_Fragmento de la página_
>>>
Como decía no es sólo en el campo de la misión donde ese papel del estudio resulta insustituible, sino también en el del discernimiento, donde no entiendo cómo los supriores pueden afrontar los tremendos retos que se les plantean sin un conocimiento más ambicioso de la propia realidad y de las alternativas a disposición. A menudo tengo la impresión de que es ese “defecto teológico” el que está en la base de estilos de gobierno, documentos y orientaciones formativas que no son de gran ayuda al hacer diagnósticos y al ofrecer remedios.

Un ejemplo bastante elocuente lo encontramos en el énfasis en la formación permanente, que conciben muchos como una especie de estrategia de renovación. Desde mi punto de vista es inútil plantear sólo formalmente ese proyecto, sin un claro discernimiento de los contenidos que se quieren transmitir. El motivo es obvio: si los contenidos están equivocados o son estériles, intensificar su promoción formativa puede resultar, en el mejor de los casos inútil, y en el peor, perjudicial. Un discernimiento guiado por una buena teología que tenga en cuenta los resultados concretos, y no sólo los planteamientos idealistas, es la mejor forma de evitar ese riesgo.


Un tercer nivel en el que la formación intelectual se vuelve imprescindible es el de plantear de forma más adecuada nuestra relación con los modernos sistemas sociales y su racionalidad en las sociedades avanzadas. El problema es, de nuevo, superar simplificaciones poco constructivas. No se puede rechazar, como han hecho muchos, tanto en el ala conservadora como en la progresista, varios de los sistemas sociales más eficientes hoy. Tampoco es justo un programa que pretenda la vuelta a un régimen de “cristiandad”, en el que la Iglesia controle todos los demás sistemas sociales. El ambiente dominado por la diferenciación social es mucho más complejo, y plantea retos a la Iglesia que requieren mucho más estudio y menos ingenuidad. Los consagrados siempre hemos estado a la cabeza de los intentos de actualizar la relación con un mundo cambiante. También en el momento presente no deberíamos quedarnos atrás: hay mucho que hacer para replantear o re-negociar los términos de la inclusión del sistema religioso, y en concreto de la Iglesia católica, en el conjunto de otros sistemas que han progresado considerablemente, pero que también tienen sus límites y a los que la referencia religiosa puede resultar de capital importancia.
<<<
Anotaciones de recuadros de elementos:
>>>
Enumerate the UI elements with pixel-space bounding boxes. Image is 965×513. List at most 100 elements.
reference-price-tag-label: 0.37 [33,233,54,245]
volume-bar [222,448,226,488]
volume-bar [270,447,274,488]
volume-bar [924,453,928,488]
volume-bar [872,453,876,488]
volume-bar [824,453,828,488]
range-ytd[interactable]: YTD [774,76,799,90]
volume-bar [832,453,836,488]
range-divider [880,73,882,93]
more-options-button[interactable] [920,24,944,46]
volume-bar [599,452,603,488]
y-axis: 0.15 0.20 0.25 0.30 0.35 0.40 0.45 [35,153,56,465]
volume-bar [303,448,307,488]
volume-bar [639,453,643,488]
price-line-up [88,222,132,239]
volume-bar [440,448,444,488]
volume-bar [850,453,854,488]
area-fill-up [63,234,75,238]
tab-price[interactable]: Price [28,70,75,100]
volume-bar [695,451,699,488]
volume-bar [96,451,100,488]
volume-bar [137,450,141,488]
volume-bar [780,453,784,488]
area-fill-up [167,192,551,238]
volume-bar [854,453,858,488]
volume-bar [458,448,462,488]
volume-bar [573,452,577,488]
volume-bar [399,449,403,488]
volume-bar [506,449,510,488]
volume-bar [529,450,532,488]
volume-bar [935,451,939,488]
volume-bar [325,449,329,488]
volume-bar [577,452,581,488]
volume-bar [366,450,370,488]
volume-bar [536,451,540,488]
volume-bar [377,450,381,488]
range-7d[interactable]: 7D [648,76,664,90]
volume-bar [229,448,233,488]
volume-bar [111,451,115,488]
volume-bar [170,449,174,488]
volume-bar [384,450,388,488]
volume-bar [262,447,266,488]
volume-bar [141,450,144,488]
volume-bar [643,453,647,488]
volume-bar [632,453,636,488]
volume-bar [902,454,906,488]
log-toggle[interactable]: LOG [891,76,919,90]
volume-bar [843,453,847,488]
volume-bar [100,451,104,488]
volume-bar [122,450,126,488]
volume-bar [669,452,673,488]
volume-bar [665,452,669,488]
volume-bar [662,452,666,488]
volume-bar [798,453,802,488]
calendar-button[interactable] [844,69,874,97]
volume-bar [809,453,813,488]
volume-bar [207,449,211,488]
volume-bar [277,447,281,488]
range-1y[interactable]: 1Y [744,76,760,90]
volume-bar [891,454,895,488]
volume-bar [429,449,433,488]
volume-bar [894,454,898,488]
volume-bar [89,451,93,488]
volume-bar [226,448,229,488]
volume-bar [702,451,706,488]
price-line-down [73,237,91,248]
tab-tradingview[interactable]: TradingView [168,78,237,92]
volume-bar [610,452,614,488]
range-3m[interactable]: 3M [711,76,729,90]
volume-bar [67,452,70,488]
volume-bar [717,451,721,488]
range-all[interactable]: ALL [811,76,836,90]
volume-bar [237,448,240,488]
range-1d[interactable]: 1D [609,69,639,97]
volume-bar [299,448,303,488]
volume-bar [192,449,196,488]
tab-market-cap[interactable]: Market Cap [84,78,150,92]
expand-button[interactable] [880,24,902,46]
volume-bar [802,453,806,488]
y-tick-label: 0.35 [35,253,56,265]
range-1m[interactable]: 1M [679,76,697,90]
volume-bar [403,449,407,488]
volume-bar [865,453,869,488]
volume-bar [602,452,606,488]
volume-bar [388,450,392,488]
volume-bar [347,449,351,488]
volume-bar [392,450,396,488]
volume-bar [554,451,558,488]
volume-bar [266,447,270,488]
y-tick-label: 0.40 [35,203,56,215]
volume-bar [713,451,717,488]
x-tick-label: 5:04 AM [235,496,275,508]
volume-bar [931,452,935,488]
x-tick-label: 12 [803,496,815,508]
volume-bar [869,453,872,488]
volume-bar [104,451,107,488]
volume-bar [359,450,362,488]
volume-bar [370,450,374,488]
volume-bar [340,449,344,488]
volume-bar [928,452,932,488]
<<<
_Problemas_
a) Transcribe del fragmento de la página el tramo que va desde "Como decía no" hasta "al ofrecer remedios.".
b) Devuelve cada línea del listado que contenga la palabra "label". Distingue entre mayúsculas y minúsculas.

_Respuestas dadas_
a)
Como decía no es sólo en el campo de la misión donde ese papel del estudio resulta insustituible, sino también en el del discernimiento, donde no entiendo cómo los supriores pueden afrontar los tremendos retos que se les plantean sin un conocimiento más ambicioso de la propia realidad y de las alternativas a disposición. A menudo tengo la impresión de que es ese “defecto teológico” el que está en la base de estilos de gobierno, documentos y orientaciones formativas que no son de gran ayuda al hacer diagnósticos y al ofrecer remedios.

b)
reference-price-tag-label: 0.37 [33,233,54,245]
y-tick-label: 0.35 [35,253,56,265]
y-tick-label: 0.40 [35,203,56,215]
x-tick-label: 5:04 AM [235,496,275,508]
x-tick-label: 12 [803,496,815,508]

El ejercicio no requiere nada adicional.